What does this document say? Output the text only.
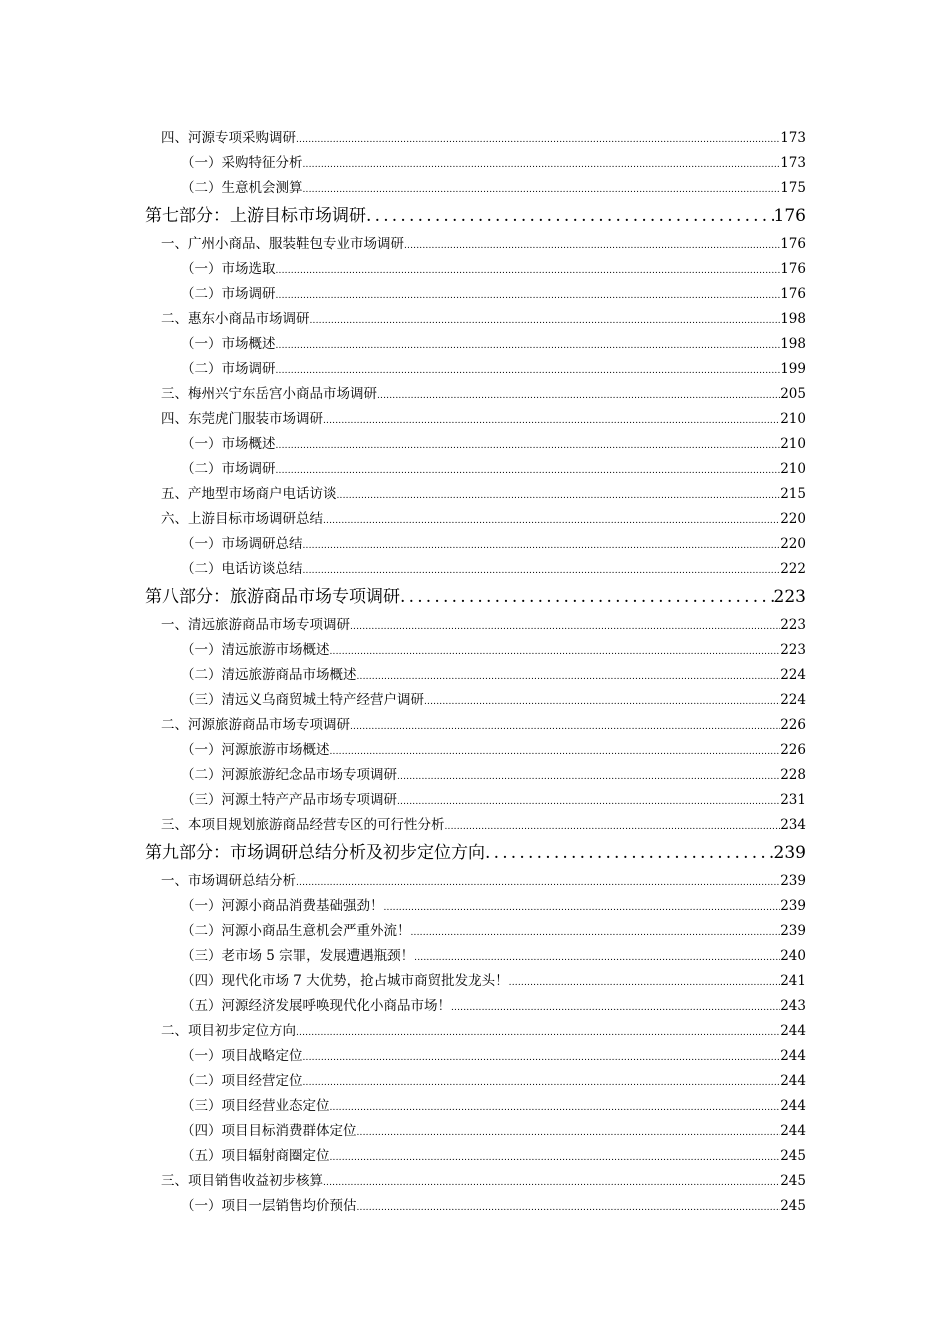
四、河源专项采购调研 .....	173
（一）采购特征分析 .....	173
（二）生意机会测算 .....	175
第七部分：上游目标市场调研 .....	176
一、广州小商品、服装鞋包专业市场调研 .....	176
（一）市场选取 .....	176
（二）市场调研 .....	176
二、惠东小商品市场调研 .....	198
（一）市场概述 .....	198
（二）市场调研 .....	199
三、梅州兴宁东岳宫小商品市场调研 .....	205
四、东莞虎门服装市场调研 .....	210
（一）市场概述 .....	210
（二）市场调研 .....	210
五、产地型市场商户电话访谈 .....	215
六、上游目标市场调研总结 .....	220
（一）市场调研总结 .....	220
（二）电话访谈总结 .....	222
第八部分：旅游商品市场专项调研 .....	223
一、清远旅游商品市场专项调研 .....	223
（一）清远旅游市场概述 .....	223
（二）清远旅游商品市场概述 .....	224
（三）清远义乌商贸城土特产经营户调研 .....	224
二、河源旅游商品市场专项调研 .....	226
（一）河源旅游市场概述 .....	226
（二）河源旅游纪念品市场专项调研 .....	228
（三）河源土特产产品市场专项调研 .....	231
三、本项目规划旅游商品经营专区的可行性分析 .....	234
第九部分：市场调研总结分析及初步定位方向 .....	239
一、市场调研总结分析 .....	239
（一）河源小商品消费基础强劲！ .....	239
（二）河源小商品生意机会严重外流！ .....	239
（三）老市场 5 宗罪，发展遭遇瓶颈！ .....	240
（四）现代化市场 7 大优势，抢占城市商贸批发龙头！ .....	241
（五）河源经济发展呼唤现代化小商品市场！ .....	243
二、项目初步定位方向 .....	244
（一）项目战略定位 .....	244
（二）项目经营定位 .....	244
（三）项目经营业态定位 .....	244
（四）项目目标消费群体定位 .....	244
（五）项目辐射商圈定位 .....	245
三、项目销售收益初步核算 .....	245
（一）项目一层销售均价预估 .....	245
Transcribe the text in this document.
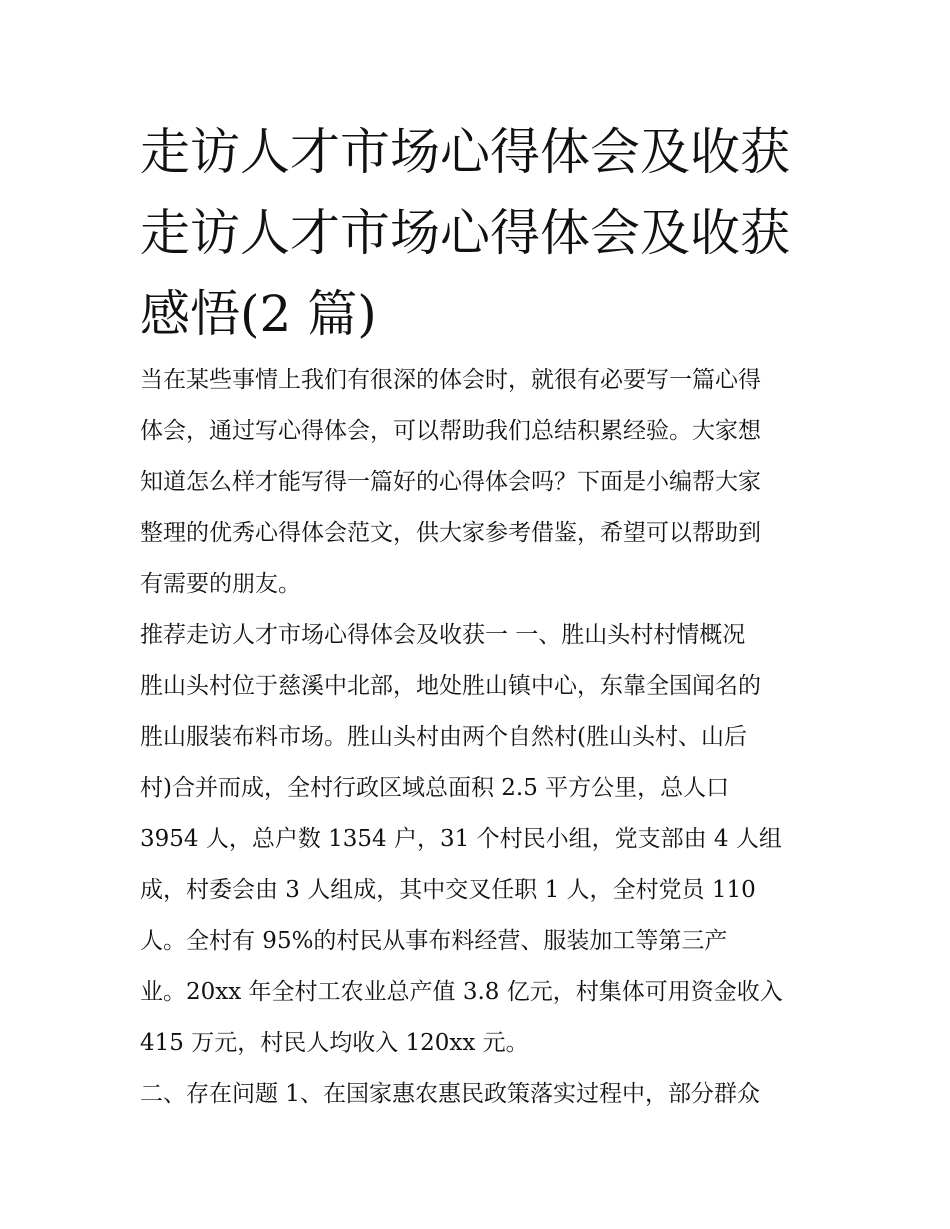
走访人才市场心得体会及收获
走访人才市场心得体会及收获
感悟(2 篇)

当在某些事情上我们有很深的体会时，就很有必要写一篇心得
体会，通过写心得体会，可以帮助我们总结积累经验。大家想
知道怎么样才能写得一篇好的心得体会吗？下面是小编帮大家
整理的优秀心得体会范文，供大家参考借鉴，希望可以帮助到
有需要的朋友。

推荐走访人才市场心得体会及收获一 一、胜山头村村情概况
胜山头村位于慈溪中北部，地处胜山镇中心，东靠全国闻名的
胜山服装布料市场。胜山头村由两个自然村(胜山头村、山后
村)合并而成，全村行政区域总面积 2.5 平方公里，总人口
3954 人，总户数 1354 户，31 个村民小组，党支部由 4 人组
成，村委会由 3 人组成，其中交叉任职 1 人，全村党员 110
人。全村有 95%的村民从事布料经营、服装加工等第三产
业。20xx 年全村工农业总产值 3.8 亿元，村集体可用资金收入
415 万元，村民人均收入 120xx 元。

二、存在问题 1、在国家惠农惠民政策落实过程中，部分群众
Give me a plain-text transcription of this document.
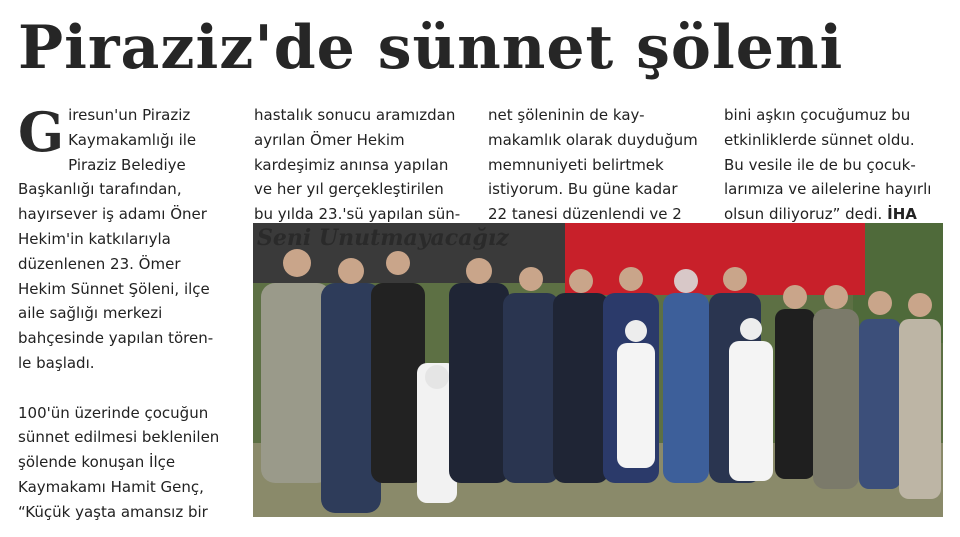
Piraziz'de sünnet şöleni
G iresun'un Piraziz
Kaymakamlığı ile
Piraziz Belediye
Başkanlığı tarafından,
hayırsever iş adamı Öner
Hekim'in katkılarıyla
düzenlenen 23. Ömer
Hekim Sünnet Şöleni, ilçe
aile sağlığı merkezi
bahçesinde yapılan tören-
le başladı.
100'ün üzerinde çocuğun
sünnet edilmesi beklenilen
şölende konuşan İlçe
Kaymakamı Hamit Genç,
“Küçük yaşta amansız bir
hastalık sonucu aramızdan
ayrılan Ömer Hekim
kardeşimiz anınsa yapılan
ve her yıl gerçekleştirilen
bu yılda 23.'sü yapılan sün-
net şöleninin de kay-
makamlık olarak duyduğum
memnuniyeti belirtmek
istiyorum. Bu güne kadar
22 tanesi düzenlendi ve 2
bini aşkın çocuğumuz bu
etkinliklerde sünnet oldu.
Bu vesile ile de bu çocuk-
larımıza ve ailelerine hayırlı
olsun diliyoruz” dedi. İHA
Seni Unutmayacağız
________________________
TO DO
From the listing above, return each line with the word "Ömer".

FINISHED EXERCISE
düzenlenen 23. Ömer
ayrılan Ömer Hekim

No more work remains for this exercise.